## 課題 a
レコードの先頭から「help-icon[interactable] <box>708 266」を含む行までを、その行も含めて一字も変えずに返してください。

働く人たちをサポートするための空間
さりげなくそこに佇むものを深掘りしてみると、実は無数の情報や物語が潜んでいた、ということは、街歩き好きな方であれば経験したことがあるかもしれない。
カメラマンの遠藤宏さんは、各地の「小屋」を記録し続けている。
小屋が気になったきっかけは7年ほど前。仕事で秋田県のじゅんさい畑を訪れた際のことだった。
「仕事で秋田のじゅんさい畑に収穫の写真を撮りに行ったのですが、撮影が一段落し、休憩を取るため畑の脇に建っていた小屋に案内していただいたんです。見た目はどこにでもあるような、シンプルなトタン小屋でしたが、中に入るとドラム缶を半分に切ったストーブに鍋がかけられていて、そこで作ったうどんをいただきました。

## 課題 b
小屋についての抜粋によると、秋田のじゅんさい畑の脇の小屋にあったストーブは何で作られていましたか。

## 抽出レコード
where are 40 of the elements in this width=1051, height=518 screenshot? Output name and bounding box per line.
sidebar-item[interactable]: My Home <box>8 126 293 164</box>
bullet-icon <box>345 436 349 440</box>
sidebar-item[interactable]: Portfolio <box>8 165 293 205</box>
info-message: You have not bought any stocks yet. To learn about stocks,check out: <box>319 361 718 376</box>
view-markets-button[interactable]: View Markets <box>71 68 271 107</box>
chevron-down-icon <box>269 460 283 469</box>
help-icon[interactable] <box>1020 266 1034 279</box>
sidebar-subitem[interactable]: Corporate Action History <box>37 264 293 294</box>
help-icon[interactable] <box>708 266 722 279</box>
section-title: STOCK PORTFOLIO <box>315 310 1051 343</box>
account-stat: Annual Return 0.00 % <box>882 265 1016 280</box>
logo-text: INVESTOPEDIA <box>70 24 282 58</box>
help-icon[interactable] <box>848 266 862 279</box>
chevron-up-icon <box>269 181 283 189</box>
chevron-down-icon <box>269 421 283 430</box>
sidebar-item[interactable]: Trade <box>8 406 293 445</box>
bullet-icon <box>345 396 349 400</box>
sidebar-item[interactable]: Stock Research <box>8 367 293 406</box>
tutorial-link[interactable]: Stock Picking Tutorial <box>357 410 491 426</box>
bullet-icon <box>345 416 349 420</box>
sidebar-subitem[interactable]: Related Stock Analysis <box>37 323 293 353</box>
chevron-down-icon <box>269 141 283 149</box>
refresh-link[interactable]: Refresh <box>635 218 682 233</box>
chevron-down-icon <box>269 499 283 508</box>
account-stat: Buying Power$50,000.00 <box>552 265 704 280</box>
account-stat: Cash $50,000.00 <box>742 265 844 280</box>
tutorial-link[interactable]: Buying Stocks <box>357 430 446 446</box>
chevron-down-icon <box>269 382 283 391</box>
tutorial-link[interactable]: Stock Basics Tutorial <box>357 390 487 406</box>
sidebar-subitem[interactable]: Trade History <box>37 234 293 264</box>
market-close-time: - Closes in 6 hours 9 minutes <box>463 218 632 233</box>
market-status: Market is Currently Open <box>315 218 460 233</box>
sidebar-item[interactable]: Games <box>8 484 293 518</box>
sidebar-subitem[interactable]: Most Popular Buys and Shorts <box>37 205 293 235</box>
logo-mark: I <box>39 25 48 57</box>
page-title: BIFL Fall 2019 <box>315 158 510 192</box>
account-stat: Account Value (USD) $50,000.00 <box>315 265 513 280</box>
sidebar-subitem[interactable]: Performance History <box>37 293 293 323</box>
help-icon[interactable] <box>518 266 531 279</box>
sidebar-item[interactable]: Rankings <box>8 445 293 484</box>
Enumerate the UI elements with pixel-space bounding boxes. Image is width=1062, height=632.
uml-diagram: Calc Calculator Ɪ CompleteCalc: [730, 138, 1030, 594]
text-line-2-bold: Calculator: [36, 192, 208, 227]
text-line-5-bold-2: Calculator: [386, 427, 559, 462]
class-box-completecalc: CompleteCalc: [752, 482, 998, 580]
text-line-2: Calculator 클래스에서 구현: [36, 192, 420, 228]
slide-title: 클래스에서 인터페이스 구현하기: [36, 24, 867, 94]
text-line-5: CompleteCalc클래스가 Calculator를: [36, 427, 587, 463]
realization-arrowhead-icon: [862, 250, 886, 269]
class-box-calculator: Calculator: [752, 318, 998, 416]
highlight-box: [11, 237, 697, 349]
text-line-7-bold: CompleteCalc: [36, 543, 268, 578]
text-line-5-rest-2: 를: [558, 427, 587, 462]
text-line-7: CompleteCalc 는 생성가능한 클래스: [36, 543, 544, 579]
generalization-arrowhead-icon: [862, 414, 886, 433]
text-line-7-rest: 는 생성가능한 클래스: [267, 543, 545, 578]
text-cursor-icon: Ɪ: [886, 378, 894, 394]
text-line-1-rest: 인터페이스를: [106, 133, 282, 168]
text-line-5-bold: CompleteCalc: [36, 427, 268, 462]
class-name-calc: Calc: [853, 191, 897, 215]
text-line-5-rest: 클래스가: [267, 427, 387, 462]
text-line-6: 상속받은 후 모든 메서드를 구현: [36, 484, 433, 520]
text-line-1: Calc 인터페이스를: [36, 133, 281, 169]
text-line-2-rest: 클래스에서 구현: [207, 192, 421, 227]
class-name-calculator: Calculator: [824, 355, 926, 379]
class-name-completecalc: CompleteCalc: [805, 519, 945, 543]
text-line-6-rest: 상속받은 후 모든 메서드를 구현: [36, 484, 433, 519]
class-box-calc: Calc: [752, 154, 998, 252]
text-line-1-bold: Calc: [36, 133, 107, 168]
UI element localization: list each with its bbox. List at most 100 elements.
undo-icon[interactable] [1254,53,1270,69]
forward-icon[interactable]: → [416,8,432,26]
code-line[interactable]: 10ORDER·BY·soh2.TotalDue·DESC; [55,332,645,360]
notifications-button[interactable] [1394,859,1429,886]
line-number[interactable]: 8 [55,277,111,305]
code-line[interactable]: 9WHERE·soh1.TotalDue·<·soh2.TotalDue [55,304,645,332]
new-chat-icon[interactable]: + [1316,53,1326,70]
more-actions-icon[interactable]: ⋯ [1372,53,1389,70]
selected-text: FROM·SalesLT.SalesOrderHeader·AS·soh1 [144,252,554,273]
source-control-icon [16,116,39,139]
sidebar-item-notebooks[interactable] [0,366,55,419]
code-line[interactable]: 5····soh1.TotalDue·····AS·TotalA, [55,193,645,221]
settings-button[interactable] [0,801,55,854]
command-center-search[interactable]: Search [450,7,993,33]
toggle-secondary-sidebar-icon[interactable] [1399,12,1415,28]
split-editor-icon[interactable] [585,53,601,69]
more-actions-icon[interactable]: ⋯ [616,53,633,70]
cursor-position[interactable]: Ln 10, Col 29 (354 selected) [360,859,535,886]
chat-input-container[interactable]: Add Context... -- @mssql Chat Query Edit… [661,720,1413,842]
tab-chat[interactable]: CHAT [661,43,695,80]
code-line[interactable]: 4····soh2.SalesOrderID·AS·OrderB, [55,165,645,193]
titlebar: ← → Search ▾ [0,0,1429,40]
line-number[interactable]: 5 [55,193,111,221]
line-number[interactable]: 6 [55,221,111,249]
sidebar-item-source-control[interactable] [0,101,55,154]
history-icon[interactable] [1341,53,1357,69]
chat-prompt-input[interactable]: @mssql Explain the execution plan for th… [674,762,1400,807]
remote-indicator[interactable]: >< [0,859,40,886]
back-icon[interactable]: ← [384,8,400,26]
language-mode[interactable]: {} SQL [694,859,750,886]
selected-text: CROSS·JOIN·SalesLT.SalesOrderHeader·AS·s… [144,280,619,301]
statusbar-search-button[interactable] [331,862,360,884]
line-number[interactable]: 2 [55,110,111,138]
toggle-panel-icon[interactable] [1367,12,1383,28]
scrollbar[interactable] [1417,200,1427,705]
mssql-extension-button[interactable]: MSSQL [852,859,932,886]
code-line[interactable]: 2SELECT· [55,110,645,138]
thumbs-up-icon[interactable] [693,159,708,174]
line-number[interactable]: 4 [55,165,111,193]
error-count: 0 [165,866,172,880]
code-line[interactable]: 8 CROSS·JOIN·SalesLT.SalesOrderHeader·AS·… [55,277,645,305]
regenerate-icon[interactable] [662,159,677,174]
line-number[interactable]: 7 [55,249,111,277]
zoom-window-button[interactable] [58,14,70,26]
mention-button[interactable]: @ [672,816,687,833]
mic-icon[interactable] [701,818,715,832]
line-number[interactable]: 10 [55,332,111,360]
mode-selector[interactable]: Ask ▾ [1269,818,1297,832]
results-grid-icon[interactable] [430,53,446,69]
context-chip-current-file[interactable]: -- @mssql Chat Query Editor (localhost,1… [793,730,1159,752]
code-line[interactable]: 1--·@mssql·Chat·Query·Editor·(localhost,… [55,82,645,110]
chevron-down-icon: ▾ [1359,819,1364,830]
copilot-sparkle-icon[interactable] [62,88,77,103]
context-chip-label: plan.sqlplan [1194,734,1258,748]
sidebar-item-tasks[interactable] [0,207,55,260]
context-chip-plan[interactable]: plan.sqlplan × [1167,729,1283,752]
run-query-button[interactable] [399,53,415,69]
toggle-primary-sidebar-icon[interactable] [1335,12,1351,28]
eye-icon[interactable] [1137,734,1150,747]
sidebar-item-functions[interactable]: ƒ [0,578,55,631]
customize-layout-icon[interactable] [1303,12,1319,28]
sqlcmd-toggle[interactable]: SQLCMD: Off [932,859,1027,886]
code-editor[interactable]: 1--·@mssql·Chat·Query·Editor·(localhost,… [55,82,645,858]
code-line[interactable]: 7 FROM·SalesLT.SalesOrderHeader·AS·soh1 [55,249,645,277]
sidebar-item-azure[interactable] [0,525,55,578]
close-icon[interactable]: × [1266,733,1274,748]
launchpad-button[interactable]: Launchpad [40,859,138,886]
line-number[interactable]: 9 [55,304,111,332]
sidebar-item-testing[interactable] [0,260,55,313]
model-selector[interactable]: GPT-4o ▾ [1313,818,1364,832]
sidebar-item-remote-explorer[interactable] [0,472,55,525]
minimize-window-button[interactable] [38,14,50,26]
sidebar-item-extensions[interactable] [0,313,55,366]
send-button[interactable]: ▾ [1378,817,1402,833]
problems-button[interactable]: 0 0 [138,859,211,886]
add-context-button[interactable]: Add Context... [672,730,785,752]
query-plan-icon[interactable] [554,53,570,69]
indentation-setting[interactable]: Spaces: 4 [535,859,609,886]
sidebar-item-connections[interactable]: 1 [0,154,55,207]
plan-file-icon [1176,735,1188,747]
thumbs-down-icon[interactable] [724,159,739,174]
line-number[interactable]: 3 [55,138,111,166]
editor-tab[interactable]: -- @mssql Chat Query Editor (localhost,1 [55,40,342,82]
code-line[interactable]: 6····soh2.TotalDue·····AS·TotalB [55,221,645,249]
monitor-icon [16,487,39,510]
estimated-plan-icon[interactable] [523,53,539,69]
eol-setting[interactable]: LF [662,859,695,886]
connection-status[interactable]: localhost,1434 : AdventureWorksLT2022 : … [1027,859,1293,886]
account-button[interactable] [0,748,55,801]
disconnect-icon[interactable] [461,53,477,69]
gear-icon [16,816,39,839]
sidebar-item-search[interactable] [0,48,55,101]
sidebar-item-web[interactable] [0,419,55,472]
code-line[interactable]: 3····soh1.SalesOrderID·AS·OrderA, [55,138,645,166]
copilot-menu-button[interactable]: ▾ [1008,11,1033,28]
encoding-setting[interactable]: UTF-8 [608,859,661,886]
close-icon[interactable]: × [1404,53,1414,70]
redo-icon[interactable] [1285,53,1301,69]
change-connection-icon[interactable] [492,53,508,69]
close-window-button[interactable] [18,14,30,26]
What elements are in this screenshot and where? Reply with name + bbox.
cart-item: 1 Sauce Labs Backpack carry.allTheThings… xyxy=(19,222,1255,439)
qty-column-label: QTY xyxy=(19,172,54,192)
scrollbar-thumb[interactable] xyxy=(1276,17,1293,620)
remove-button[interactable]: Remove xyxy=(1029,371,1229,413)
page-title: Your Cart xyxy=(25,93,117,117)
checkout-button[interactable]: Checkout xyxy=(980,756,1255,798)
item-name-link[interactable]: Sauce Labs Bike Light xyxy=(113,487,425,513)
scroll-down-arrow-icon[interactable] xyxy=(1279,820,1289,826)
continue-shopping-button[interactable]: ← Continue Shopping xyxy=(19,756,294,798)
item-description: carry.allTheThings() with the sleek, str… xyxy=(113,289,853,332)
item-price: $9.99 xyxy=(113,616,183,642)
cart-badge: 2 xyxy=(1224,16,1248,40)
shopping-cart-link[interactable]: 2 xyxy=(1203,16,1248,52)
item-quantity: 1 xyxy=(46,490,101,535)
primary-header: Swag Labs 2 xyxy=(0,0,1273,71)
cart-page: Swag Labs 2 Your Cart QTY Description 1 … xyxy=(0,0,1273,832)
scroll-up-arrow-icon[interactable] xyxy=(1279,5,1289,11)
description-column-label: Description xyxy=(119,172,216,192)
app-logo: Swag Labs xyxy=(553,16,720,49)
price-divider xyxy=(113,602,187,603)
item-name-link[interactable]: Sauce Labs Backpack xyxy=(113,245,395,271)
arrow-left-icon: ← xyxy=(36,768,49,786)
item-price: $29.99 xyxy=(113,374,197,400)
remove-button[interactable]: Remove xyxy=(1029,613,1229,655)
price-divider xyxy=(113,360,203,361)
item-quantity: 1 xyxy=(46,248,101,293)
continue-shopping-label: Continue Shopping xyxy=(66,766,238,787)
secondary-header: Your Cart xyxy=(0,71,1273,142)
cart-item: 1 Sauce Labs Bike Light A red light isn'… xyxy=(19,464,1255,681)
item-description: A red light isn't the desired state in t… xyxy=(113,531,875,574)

## 出力結果 a
where are 40 of the elements in this width=1051, height=518 screenshot? Output name and bounding box per line.
sidebar-item[interactable]: My Home <box>8 126 293 164</box>
bullet-icon <box>345 436 349 440</box>
sidebar-item[interactable]: Portfolio <box>8 165 293 205</box>
info-message: You have not bought any stocks yet. To learn about stocks,check out: <box>319 361 718 376</box>
view-markets-button[interactable]: View Markets <box>71 68 271 107</box>
chevron-down-icon <box>269 460 283 469</box>
help-icon[interactable] <box>1020 266 1034 279</box>
sidebar-subitem[interactable]: Corporate Action History <box>37 264 293 294</box>
help-icon[interactable] <box>708 266 722 279</box>

## 出力結果 b
ドラム缶を半分に切ったもので作られていました。